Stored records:
• • •
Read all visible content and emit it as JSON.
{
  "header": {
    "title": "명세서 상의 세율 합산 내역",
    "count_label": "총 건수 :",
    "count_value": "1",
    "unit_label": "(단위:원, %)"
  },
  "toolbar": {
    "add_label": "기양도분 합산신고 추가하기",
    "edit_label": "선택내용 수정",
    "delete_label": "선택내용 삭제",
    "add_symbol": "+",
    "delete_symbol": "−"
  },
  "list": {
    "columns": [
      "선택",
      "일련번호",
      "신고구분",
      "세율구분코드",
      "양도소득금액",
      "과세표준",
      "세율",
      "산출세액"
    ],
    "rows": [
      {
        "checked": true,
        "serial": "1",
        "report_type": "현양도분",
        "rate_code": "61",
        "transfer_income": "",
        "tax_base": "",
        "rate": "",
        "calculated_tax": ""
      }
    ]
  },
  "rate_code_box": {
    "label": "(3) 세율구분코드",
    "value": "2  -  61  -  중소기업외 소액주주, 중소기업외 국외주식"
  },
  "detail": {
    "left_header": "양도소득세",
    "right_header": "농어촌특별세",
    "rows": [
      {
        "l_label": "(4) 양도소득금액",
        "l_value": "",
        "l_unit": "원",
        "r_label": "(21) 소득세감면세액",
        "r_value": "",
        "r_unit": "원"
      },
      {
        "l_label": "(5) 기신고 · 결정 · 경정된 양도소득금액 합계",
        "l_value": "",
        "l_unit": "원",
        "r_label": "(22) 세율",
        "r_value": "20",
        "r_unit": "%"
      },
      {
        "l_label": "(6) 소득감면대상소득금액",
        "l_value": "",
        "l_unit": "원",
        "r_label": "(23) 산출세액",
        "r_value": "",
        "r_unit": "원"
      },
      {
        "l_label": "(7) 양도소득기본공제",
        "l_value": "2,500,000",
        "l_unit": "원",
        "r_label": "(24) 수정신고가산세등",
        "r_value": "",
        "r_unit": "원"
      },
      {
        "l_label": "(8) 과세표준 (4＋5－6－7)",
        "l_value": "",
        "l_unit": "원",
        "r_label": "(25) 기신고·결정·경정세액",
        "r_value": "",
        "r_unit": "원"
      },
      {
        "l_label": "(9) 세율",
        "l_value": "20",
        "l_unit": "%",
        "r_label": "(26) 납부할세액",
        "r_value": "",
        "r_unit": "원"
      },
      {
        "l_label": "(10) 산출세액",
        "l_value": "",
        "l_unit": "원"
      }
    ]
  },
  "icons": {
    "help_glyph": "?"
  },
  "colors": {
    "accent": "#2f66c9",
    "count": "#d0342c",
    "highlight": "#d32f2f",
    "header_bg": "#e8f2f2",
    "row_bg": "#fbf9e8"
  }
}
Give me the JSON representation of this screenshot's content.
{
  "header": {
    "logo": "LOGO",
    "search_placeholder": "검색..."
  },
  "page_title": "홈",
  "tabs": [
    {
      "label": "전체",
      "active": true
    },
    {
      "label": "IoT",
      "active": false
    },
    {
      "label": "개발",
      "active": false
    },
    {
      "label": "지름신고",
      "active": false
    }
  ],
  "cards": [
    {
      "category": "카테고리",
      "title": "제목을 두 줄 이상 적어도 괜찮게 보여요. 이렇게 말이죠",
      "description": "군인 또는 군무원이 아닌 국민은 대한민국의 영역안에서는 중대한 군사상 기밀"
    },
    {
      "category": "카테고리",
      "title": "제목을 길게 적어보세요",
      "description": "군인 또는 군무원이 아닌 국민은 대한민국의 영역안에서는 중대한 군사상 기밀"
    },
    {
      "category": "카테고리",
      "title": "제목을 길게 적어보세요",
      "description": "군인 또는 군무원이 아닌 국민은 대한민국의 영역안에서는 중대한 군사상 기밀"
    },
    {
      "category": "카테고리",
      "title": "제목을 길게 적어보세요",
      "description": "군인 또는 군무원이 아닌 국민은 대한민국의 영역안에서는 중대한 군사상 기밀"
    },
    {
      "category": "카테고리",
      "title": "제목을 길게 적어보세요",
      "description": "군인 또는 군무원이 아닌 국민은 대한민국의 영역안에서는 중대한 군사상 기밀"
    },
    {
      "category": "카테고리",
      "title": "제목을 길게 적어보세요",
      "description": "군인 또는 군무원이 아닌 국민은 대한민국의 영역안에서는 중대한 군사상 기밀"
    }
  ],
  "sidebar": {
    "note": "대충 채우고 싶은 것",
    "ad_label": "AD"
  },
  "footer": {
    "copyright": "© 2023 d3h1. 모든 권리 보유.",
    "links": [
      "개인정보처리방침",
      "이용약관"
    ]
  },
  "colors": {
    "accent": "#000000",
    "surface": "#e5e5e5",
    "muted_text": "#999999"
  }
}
• • •
Exercise brief
Using the entries above, please restate each one word for word.

Reply
Read all visible content and emit it as JSON.
{
  "header": {
    "title": "명세서 상의 세율 합산 내역",
    "count_label": "총 건수 :",
    "count_value": "1",
    "unit_label": "(단위:원, %)"
  },
  "toolbar": {
    "add_label": "기양도분 합산신고 추가하기",
    "edit_label": "선택내용 수정",
    "delete_label": "선택내용 삭제",
    "add_symbol": "+",
    "delete_symbol": "−"
  },
  "list": {
    "columns": [
      "선택",
      "일련번호",
      "신고구분",
      "세율구분코드",
      "양도소득금액",
      "과세표준",
      "세율",
      "산출세액"
    ],
    "rows": [
      {
        "checked": true,
        "serial": "1",
        "report_type": "현양도분",
        "rate_code": "61",
        "transfer_income": "",
        "tax_base": "",
        "rate": "",
        "calculated_tax": ""
      }
    ]
  },
  "rate_code_box": {
    "label": "(3) 세율구분코드",
    "value": "2  -  61  -  중소기업외 소액주주, 중소기업외 국외주식"
  },
  "detail": {
    "left_header": "양도소득세",
    "right_header": "농어촌특별세",
    "rows": [
      {
        "l_label": "(4) 양도소득금액",
        "l_value": "",
        "l_unit": "원",
        "r_label": "(21) 소득세감면세액",
        "r_value": "",
        "r_unit": "원"
      },
      {
        "l_label": "(5) 기신고 · 결정 · 경정된 양도소득금액 합계",
        "l_value": "",
        "l_unit": "원",
        "r_label": "(22) 세율",
        "r_value": "20",
        "r_unit": "%"
      },
      {
        "l_label": "(6) 소득감면대상소득금액",
        "l_value": "",
        "l_unit": "원",
        "r_label": "(23) 산출세액",
        "r_value": "",
        "r_unit": "원"
      },
      {
        "l_label": "(7) 양도소득기본공제",
        "l_value": "2,500,000",
        "l_unit": "원",
        "r_label": "(24) 수정신고가산세등",
        "r_value": "",
        "r_unit": "원"
      },
      {
        "l_label": "(8) 과세표준 (4＋5－6－7)",
        "l_value": "",
        "l_unit": "원",
        "r_label": "(25) 기신고·결정·경정세액",
        "r_value": "",
        "r_unit": "원"
      },
      {
        "l_label": "(9) 세율",
        "l_value": "20",
        "l_unit": "%",
        "r_label": "(26) 납부할세액",
        "r_value": "",
        "r_unit": "원"
      },
      {
        "l_label": "(10) 산출세액",
        "l_value": "",
        "l_unit": "원"
      }
    ]
  },
  "icons": {
    "help_glyph": "?"
  },
  "colors": {
    "accent": "#2f66c9",
    "count": "#d0342c",
    "highlight": "#d32f2f",
    "header_bg": "#e8f2f2",
    "row_bg": "#fbf9e8"
  }
}
Give me the JSON representation of this screenshot's content.
{
  "header": {
    "logo": "LOGO",
    "search_placeholder": "검색..."
  },
  "page_title": "홈",
  "tabs": [
    {
      "label": "전체",
      "active": true
    },
    {
      "label": "IoT",
      "active": false
    },
    {
      "label": "개발",
      "active": false
    },
    {
      "label": "지름신고",
      "active": false
    }
  ],
  "cards": [
    {
      "category": "카테고리",
      "title": "제목을 두 줄 이상 적어도 괜찮게 보여요. 이렇게 말이죠",
      "description": "군인 또는 군무원이 아닌 국민은 대한민국의 영역안에서는 중대한 군사상 기밀"
    },
    {
      "category": "카테고리",
      "title": "제목을 길게 적어보세요",
      "description": "군인 또는 군무원이 아닌 국민은 대한민국의 영역안에서는 중대한 군사상 기밀"
    },
    {
      "category": "카테고리",
      "title": "제목을 길게 적어보세요",
      "description": "군인 또는 군무원이 아닌 국민은 대한민국의 영역안에서는 중대한 군사상 기밀"
    },
    {
      "category": "카테고리",
      "title": "제목을 길게 적어보세요",
      "description": "군인 또는 군무원이 아닌 국민은 대한민국의 영역안에서는 중대한 군사상 기밀"
    },
    {
      "category": "카테고리",
      "title": "제목을 길게 적어보세요",
      "description": "군인 또는 군무원이 아닌 국민은 대한민국의 영역안에서는 중대한 군사상 기밀"
    },
    {
      "category": "카테고리",
      "title": "제목을 길게 적어보세요",
      "description": "군인 또는 군무원이 아닌 국민은 대한민국의 영역안에서는 중대한 군사상 기밀"
    }
  ],
  "sidebar": {
    "note": "대충 채우고 싶은 것",
    "ad_label": "AD"
  },
  "footer": {
    "copyright": "© 2023 d3h1. 모든 권리 보유.",
    "links": [
      "개인정보처리방침",
      "이용약관"
    ]
  },
  "colors": {
    "accent": "#000000",
    "surface": "#e5e5e5",
    "muted_text": "#999999"
  }
}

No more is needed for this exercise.